WHAT TO PRODUCE:
Carry none of the pictures over; set down the material below exactly.

+---+

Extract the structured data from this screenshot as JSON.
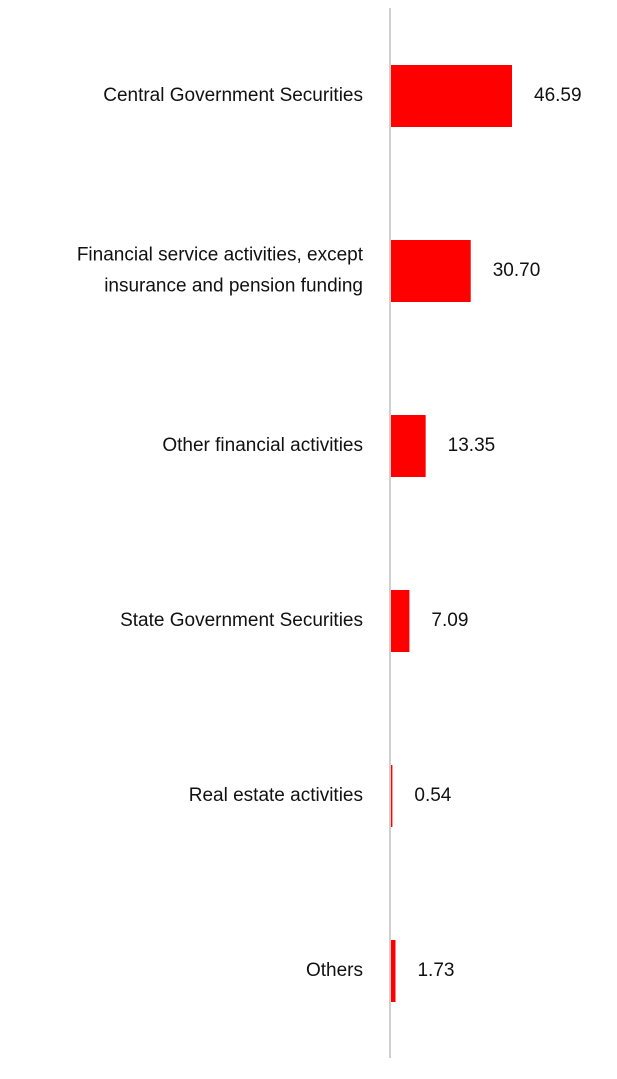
{
  "chart_data": {
    "type": "bar",
    "orientation": "horizontal",
    "title": "",
    "xlabel": "",
    "ylabel": "",
    "categories": [
      "Central Government Securities",
      "Financial service activities, except insurance and pension funding",
      "Other financial activities",
      "State Government Securities",
      "Real estate activities",
      "Others"
    ],
    "category_lines": [
      [
        "Central Government Securities"
      ],
      [
        "Financial service activities, except",
        "insurance and pension funding"
      ],
      [
        "Other financial activities"
      ],
      [
        "State Government Securities"
      ],
      [
        "Real estate activities"
      ],
      [
        "Others"
      ]
    ],
    "values": [
      46.59,
      30.7,
      13.35,
      7.09,
      0.54,
      1.73
    ],
    "value_labels": [
      "46.59",
      "30.70",
      "13.35",
      "7.09",
      "0.54",
      "1.73"
    ],
    "xlim": [
      0,
      50
    ],
    "grid": false,
    "legend": "none",
    "bar_color": "#ff0000",
    "axis_color": "#d0d0d0",
    "text_color": "#111111"
  }
}
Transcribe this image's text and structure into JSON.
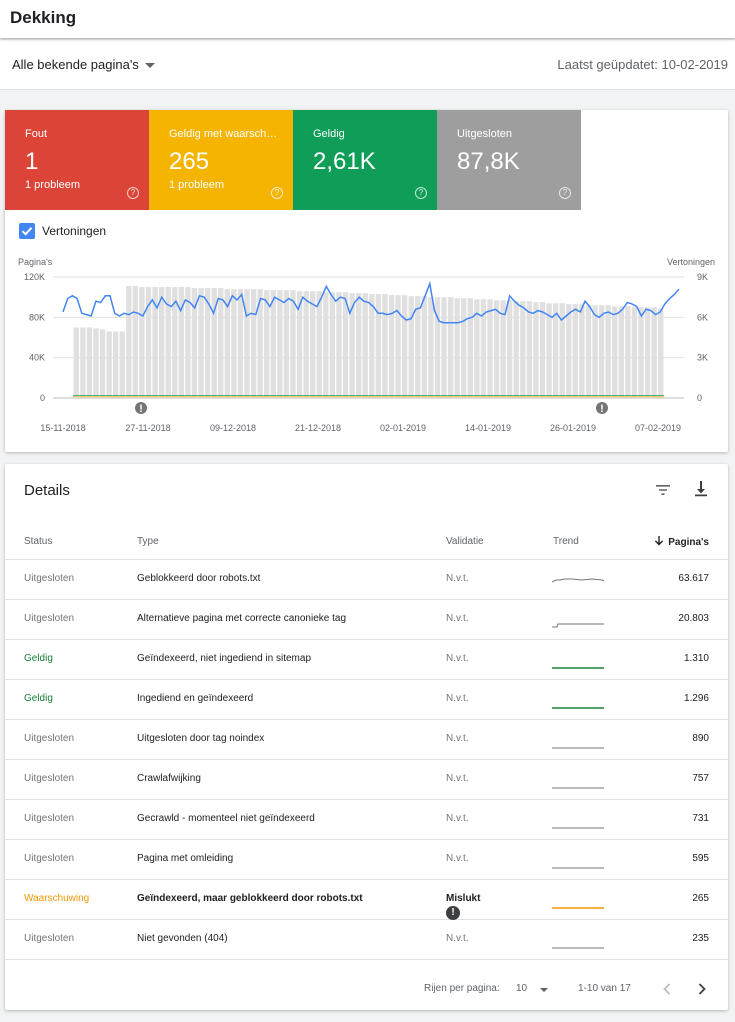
{
  "header": {
    "title": "Dekking"
  },
  "filter": {
    "selected": "Alle bekende pagina's",
    "updated": "Laatst geüpdatet: 10-02-2019"
  },
  "tiles": [
    {
      "label": "Fout",
      "value": "1",
      "sub": "1 probleem",
      "color": "#db4437"
    },
    {
      "label": "Geldig met waarschuwingen",
      "value": "265",
      "sub": "1 probleem",
      "color": "#f4b400"
    },
    {
      "label": "Geldig",
      "value": "2,61K",
      "sub": "",
      "color": "#0f9d58"
    },
    {
      "label": "Uitgesloten",
      "value": "87,8K",
      "sub": "",
      "color": "#9e9e9e"
    }
  ],
  "impressions": {
    "label": "Vertoningen",
    "checked": true
  },
  "chart_data": {
    "type": "bar",
    "ylabel": "Pagina's",
    "ylabel_right": "Vertoningen",
    "yticks": [
      "120K",
      "80K",
      "40K",
      "0"
    ],
    "yticks_right": [
      "9K",
      "6K",
      "3K",
      "0"
    ],
    "ylim": [
      0,
      120000
    ],
    "ylim_right": [
      0,
      9000
    ],
    "xticks": [
      "15-11-2018",
      "27-11-2018",
      "09-12-2018",
      "21-12-2018",
      "02-01-2019",
      "14-01-2019",
      "26-01-2019",
      "07-02-2019"
    ],
    "bars": [
      70000,
      70000,
      70000,
      69000,
      68000,
      66000,
      66000,
      66000,
      111000,
      111000,
      110000,
      110000,
      110000,
      110000,
      110000,
      110000,
      110000,
      110000,
      109000,
      109000,
      109000,
      109000,
      109000,
      108000,
      108000,
      108000,
      108000,
      108000,
      108000,
      107000,
      107000,
      107000,
      107000,
      107000,
      106000,
      106000,
      106000,
      106000,
      105000,
      105000,
      105000,
      105000,
      104000,
      104000,
      104000,
      103000,
      103000,
      103000,
      102000,
      102000,
      102000,
      101000,
      101000,
      101000,
      100000,
      100000,
      100000,
      100000,
      99000,
      99000,
      99000,
      98000,
      98000,
      98000,
      97000,
      97000,
      97000,
      96000,
      96000,
      96000,
      95000,
      95000,
      94000,
      94000,
      94000,
      93000,
      93000,
      93000,
      92000,
      92000,
      92000,
      92000,
      91000,
      91000,
      91000,
      90000,
      90000,
      90000,
      90000,
      89000
    ],
    "line": [
      6400,
      7400,
      7600,
      7400,
      6300,
      6200,
      6100,
      7200,
      7100,
      7600,
      7600,
      6300,
      6100,
      6300,
      6200,
      6400,
      6300,
      6100,
      6800,
      7300,
      6700,
      7500,
      7000,
      6800,
      7200,
      6500,
      7300,
      7100,
      6700,
      7600,
      7500,
      7000,
      6300,
      7400,
      7300,
      6800,
      7600,
      7300,
      7700,
      6100,
      6300,
      6200,
      7400,
      7300,
      6800,
      7500,
      7300,
      7100,
      7400,
      7200,
      6600,
      7500,
      7200,
      7000,
      6800,
      7500,
      8300,
      7700,
      7200,
      7500,
      7400,
      6300,
      7100,
      7500,
      7200,
      7100,
      6800,
      6300,
      6300,
      6200,
      6300,
      6500,
      6100,
      5800,
      5900,
      6600,
      6700,
      7600,
      8500,
      6500,
      5700,
      5600,
      5600,
      5600,
      5600,
      5700,
      5900,
      6000,
      6300,
      6100,
      6400,
      6500,
      6600,
      6300,
      6200,
      7600,
      7200,
      6900,
      6700,
      6400,
      6300,
      6500,
      6400,
      6200,
      6000,
      6300,
      5800,
      6100,
      6400,
      6600,
      6400,
      7200,
      6800,
      6200,
      6000,
      6300,
      6400,
      6200,
      6300,
      6600,
      7100,
      7000,
      6800,
      6100,
      6600,
      6500,
      6200,
      6400,
      7000,
      7400,
      7700,
      8100
    ]
  },
  "details": {
    "title": "Details",
    "columns": {
      "status": "Status",
      "type": "Type",
      "validation": "Validatie",
      "trend": "Trend",
      "pages": "Pagina's"
    },
    "rows": [
      {
        "status": "Uitgesloten",
        "type": "Geblokkeerd door robots.txt",
        "validation": "N.v.t.",
        "pages": "63.617",
        "kind": "excl",
        "trend": "flat-high"
      },
      {
        "status": "Uitgesloten",
        "type": "Alternatieve pagina met correcte canonieke tag",
        "validation": "N.v.t.",
        "pages": "20.803",
        "kind": "excl",
        "trend": "step"
      },
      {
        "status": "Geldig",
        "type": "Geïndexeerd, niet ingediend in sitemap",
        "validation": "N.v.t.",
        "pages": "1.310",
        "kind": "valid",
        "trend": "flat"
      },
      {
        "status": "Geldig",
        "type": "Ingediend en geïndexeerd",
        "validation": "N.v.t.",
        "pages": "1.296",
        "kind": "valid",
        "trend": "flat"
      },
      {
        "status": "Uitgesloten",
        "type": "Uitgesloten door tag noindex",
        "validation": "N.v.t.",
        "pages": "890",
        "kind": "excl",
        "trend": "flat"
      },
      {
        "status": "Uitgesloten",
        "type": "Crawlafwijking",
        "validation": "N.v.t.",
        "pages": "757",
        "kind": "excl",
        "trend": "flat"
      },
      {
        "status": "Uitgesloten",
        "type": "Gecrawld - momenteel niet geïndexeerd",
        "validation": "N.v.t.",
        "pages": "731",
        "kind": "excl",
        "trend": "flat"
      },
      {
        "status": "Uitgesloten",
        "type": "Pagina met omleiding",
        "validation": "N.v.t.",
        "pages": "595",
        "kind": "excl",
        "trend": "flat"
      },
      {
        "status": "Waarschuwing",
        "type": "Geïndexeerd, maar geblokkeerd door robots.txt",
        "validation": "Mislukt",
        "pages": "265",
        "kind": "warn",
        "trend": "flat"
      },
      {
        "status": "Uitgesloten",
        "type": "Niet gevonden (404)",
        "validation": "N.v.t.",
        "pages": "235",
        "kind": "excl",
        "trend": "flat"
      }
    ]
  },
  "pagination": {
    "rows_label": "Rijen per pagina:",
    "rows_value": "10",
    "range": "1-10 van 17"
  }
}
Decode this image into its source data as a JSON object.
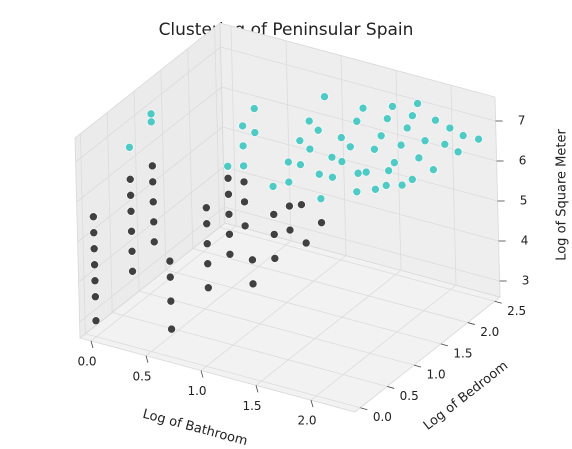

+---+

COMPLETE RESPONSE:
Extract the structured data from this screenshot as JSON.
{
  "chart_data": {
    "type": "bar",
    "orientation": "horizontal",
    "title": "",
    "xlabel": "",
    "ylabel": "",
    "categories": [
      "Central Government Securities",
      "Financial service activities, except insurance and pension funding",
      "Other financial activities",
      "State Government Securities",
      "Real estate activities",
      "Others"
    ],
    "category_lines": [
      [
        "Central Government Securities"
      ],
      [
        "Financial service activities, except",
        "insurance and pension funding"
      ],
      [
        "Other financial activities"
      ],
      [
        "State Government Securities"
      ],
      [
        "Real estate activities"
      ],
      [
        "Others"
      ]
    ],
    "values": [
      46.59,
      30.7,
      13.35,
      7.09,
      0.54,
      1.73
    ],
    "value_labels": [
      "46.59",
      "30.70",
      "13.35",
      "7.09",
      "0.54",
      "1.73"
    ],
    "xlim": [
      0,
      50
    ],
    "grid": false,
    "legend": "none",
    "bar_color": "#ff0000",
    "axis_color": "#d0d0d0",
    "text_color": "#111111"
  }
}
Transcribe this image's text and structure into JSON.
{
  "header": {
    "title": "Dekking"
  },
  "filter": {
    "selected": "Alle bekende pagina's",
    "updated": "Laatst geüpdatet: 10-02-2019"
  },
  "tiles": [
    {
      "label": "Fout",
      "value": "1",
      "sub": "1 probleem",
      "color": "#db4437"
    },
    {
      "label": "Geldig met waarschuwingen",
      "value": "265",
      "sub": "1 probleem",
      "color": "#f4b400"
    },
    {
      "label": "Geldig",
      "value": "2,61K",
      "sub": "",
      "color": "#0f9d58"
    },
    {
      "label": "Uitgesloten",
      "value": "87,8K",
      "sub": "",
      "color": "#9e9e9e"
    }
  ],
  "impressions": {
    "label": "Vertoningen",
    "checked": true
  },
  "chart_data": {
    "type": "bar",
    "ylabel": "Pagina's",
    "ylabel_right": "Vertoningen",
    "yticks": [
      "120K",
      "80K",
      "40K",
      "0"
    ],
    "yticks_right": [
      "9K",
      "6K",
      "3K",
      "0"
    ],
    "ylim": [
      0,
      120000
    ],
    "ylim_right": [
      0,
      9000
    ],
    "xticks": [
      "15-11-2018",
      "27-11-2018",
      "09-12-2018",
      "21-12-2018",
      "02-01-2019",
      "14-01-2019",
      "26-01-2019",
      "07-02-2019"
    ],
    "bars": [
      70000,
      70000,
      70000,
      69000,
      68000,
      66000,
      66000,
      66000,
      111000,
      111000,
      110000,
      110000,
      110000,
      110000,
      110000,
      110000,
      110000,
      110000,
      109000,
      109000,
      109000,
      109000,
      109000,
      108000,
      108000,
      108000,
      108000,
      108000,
      108000,
      107000,
      107000,
      107000,
      107000,
      107000,
      106000,
      106000,
      106000,
      106000,
      105000,
      105000,
      105000,
      105000,
      104000,
      104000,
      104000,
      103000,
      103000,
      103000,
      102000,
      102000,
      102000,
      101000,
      101000,
      101000,
      100000,
      100000,
      100000,
      100000,
      99000,
      99000,
      99000,
      98000,
      98000,
      98000,
      97000,
      97000,
      97000,
      96000,
      96000,
      96000,
      95000,
      95000,
      94000,
      94000,
      94000,
      93000,
      93000,
      93000,
      92000,
      92000,
      92000,
      92000,
      91000,
      91000,
      91000,
      90000,
      90000,
      90000,
      90000,
      89000
    ],
    "line": [
      6400,
      7400,
      7600,
      7400,
      6300,
      6200,
      6100,
      7200,
      7100,
      7600,
      7600,
      6300,
      6100,
      6300,
      6200,
      6400,
      6300,
      6100,
      6800,
      7300,
      6700,
      7500,
      7000,
      6800,
      7200,
      6500,
      7300,
      7100,
      6700,
      7600,
      7500,
      7000,
      6300,
      7400,
      7300,
      6800,
      7600,
      7300,
      7700,
      6100,
      6300,
      6200,
      7400,
      7300,
      6800,
      7500,
      7300,
      7100,
      7400,
      7200,
      6600,
      7500,
      7200,
      7000,
      6800,
      7500,
      8300,
      7700,
      7200,
      7500,
      7400,
      6300,
      7100,
      7500,
      7200,
      7100,
      6800,
      6300,
      6300,
      6200,
      6300,
      6500,
      6100,
      5800,
      5900,
      6600,
      6700,
      7600,
      8500,
      6500,
      5700,
      5600,
      5600,
      5600,
      5600,
      5700,
      5900,
      6000,
      6300,
      6100,
      6400,
      6500,
      6600,
      6300,
      6200,
      7600,
      7200,
      6900,
      6700,
      6400,
      6300,
      6500,
      6400,
      6200,
      6000,
      6300,
      5800,
      6100,
      6400,
      6600,
      6400,
      7200,
      6800,
      6200,
      6000,
      6300,
      6400,
      6200,
      6300,
      6600,
      7100,
      7000,
      6800,
      6100,
      6600,
      6500,
      6200,
      6400,
      7000,
      7400,
      7700,
      8100
    ]
  },
  "details": {
    "title": "Details",
    "columns": {
      "status": "Status",
      "type": "Type",
      "validation": "Validatie",
      "trend": "Trend",
      "pages": "Pagina's"
    },
    "rows": [
      {
        "status": "Uitgesloten",
        "type": "Geblokkeerd door robots.txt",
        "validation": "N.v.t.",
        "pages": "63.617",
        "kind": "excl",
        "trend": "flat-high"
      },
      {
        "status": "Uitgesloten",
        "type": "Alternatieve pagina met correcte canonieke tag",
        "validation": "N.v.t.",
        "pages": "20.803",
        "kind": "excl",
        "trend": "step"
      },
      {
        "status": "Geldig",
        "type": "Geïndexeerd, niet ingediend in sitemap",
        "validation": "N.v.t.",
        "pages": "1.310",
        "kind": "valid",
        "trend": "flat"
      },
      {
        "status": "Geldig",
        "type": "Ingediend en geïndexeerd",
        "validation": "N.v.t.",
        "pages": "1.296",
        "kind": "valid",
        "trend": "flat"
      },
      {
        "status": "Uitgesloten",
        "type": "Uitgesloten door tag noindex",
        "validation": "N.v.t.",
        "pages": "890",
        "kind": "excl",
        "trend": "flat"
      },
      {
        "status": "Uitgesloten",
        "type": "Crawlafwijking",
        "validation": "N.v.t.",
        "pages": "757",
        "kind": "excl",
        "trend": "flat"
      },
      {
        "status": "Uitgesloten",
        "type": "Gecrawld - momenteel niet geïndexeerd",
        "validation": "N.v.t.",
        "pages": "731",
        "kind": "excl",
        "trend": "flat"
      },
      {
        "status": "Uitgesloten",
        "type": "Pagina met omleiding",
        "validation": "N.v.t.",
        "pages": "595",
        "kind": "excl",
        "trend": "flat"
      },
      {
        "status": "Waarschuwing",
        "type": "Geïndexeerd, maar geblokkeerd door robots.txt",
        "validation": "Mislukt",
        "pages": "265",
        "kind": "warn",
        "trend": "flat"
      },
      {
        "status": "Uitgesloten",
        "type": "Niet gevonden (404)",
        "validation": "N.v.t.",
        "pages": "235",
        "kind": "excl",
        "trend": "flat"
      }
    ]
  },
  "pagination": {
    "rows_label": "Rijen per pagina:",
    "rows_value": "10",
    "range": "1-10 van 17"
  }
}
Decode this image into its source data as a JSON object.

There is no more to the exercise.